-- Exercise directions --
Scan the records for "lydelse". Report each line that includes it.

Document page data:
"""
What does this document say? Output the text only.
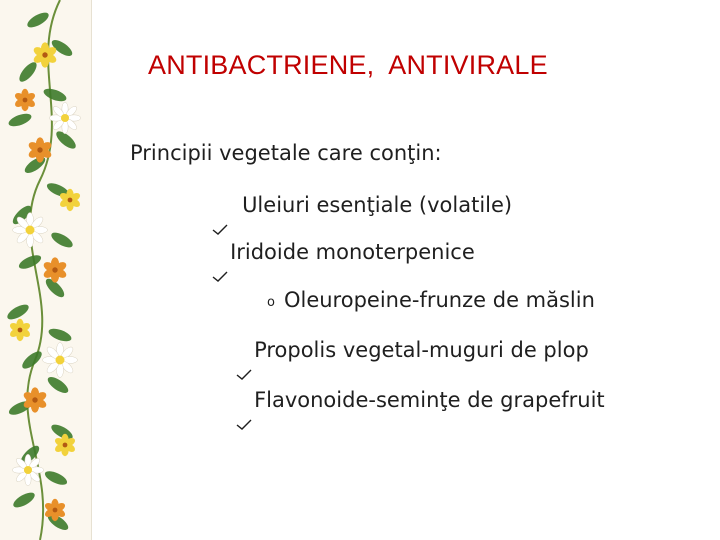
ANTIBACTRIENE,  ANTIVIRALE
Principii vegetale care conţin:

Uleiuri esenţiale (volatile)

Iridoide monoterpenice
o Oleuropeine-frunze de măslin

Propolis vegetal-muguri de plop

Flavonoide-seminţe de grapefruit
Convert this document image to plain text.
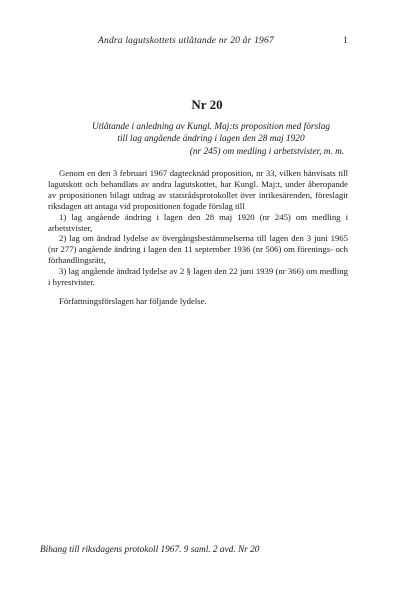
Andra lagutskottets utlåtande nr 20 år 1967	1
Nr 20
Utlåtande i anledning av Kungl. Maj:ts proposition med förslag
till lag angående ändring i lagen den 28 maj 1920
(nr 245) om medling i arbetstvister, m. m.

Genom en den 3 februari 1967 dagtecknäd proposition, nr 33, vilken hänvisats till lagutskott och behandlats av andra lagutskottet, har Kungl. Maj:t, under åberopande av propositionen bilagt utdrag av statsrådsprotokollet över inrikesärenden, föreslagit riksdagen att antaga vid propositionen fogade förslag till

1) lag angående ändring i lagen den 28 maj 1920 (nr 245) om medling i arbetstvister,

2) lag om ändrad lydelse av övergångsbestämmelserna till lagen den 3 juni 1965 (nr 277) angående ändring i lagen den 11 september 1936 (nr 506) om förenings- och förhandlingsrätt,

3) lag angående ändrad lydelse av 2 § lagen den 22 juni 1939 (nr 366) om medling i hyrestvister.

Författningsförslagen har följande lydelse.

Bihang till riksdagens protokoll 1967. 9 saml. 2 avd. Nr 20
"""
-- Answer box --
2) lag om ändrad lydelse av övergångsbestämmelserna till lagen den 3 juni 1965 (nr 277) angående ändring i lagen den 11 september 1936 (nr 506) om förenings- och förhandlingsrätt,
3) lag angående ändrad lydelse av 2 § lagen den 22 juni 1939 (nr 366) om medling i hyrestvister.
Författningsförslagen har följande lydelse.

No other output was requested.